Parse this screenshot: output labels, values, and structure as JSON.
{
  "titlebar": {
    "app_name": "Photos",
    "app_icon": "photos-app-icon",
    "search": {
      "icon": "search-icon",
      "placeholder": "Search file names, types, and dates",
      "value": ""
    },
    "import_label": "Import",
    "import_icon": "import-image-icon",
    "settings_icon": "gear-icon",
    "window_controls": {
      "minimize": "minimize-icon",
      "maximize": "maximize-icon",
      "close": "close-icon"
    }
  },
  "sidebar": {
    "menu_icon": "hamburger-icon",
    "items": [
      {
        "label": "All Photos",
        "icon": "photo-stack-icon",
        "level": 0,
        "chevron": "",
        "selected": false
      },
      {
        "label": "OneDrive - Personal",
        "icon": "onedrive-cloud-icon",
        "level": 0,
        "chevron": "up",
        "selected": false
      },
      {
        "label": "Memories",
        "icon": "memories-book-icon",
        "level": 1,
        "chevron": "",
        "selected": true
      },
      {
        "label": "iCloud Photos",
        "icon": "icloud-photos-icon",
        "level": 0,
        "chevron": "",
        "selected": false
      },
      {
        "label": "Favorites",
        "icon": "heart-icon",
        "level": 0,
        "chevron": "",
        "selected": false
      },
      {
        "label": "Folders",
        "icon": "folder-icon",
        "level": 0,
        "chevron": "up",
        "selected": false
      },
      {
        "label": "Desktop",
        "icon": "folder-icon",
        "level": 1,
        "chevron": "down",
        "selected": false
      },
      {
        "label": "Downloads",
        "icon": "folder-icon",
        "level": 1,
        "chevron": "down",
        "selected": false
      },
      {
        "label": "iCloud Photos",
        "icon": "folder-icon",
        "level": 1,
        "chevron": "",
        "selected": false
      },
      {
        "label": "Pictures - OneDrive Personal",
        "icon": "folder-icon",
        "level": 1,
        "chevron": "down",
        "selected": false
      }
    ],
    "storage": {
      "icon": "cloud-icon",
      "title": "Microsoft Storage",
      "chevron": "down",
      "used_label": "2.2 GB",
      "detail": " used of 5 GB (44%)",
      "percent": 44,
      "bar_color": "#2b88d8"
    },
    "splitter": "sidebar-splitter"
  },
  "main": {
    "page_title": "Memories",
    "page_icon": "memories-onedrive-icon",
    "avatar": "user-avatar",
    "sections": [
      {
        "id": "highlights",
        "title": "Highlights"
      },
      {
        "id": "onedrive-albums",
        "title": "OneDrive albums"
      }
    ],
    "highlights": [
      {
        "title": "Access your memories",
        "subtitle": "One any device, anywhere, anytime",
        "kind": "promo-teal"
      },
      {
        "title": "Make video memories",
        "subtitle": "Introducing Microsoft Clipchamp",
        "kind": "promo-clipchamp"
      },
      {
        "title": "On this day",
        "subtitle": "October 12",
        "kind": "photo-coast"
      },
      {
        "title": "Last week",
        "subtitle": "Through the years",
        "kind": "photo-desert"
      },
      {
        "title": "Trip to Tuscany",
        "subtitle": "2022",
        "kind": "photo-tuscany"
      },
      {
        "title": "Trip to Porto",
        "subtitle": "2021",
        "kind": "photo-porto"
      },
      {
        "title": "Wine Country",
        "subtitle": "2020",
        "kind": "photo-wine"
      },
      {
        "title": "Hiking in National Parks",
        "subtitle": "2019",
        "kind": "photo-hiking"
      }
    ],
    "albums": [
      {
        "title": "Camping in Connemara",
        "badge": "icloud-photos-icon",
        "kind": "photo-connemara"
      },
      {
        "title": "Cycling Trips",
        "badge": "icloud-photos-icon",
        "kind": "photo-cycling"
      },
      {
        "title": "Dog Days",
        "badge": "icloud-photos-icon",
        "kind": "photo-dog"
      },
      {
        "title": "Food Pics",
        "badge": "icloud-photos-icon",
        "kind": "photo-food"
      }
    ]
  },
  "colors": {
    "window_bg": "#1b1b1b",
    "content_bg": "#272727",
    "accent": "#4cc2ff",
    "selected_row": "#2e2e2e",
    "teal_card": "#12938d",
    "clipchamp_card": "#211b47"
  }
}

_The problem:_
Copy every line from the entries that contains the word "sidebar".

_Task response:_
  "sidebar": {
    "splitter": "sidebar-splitter"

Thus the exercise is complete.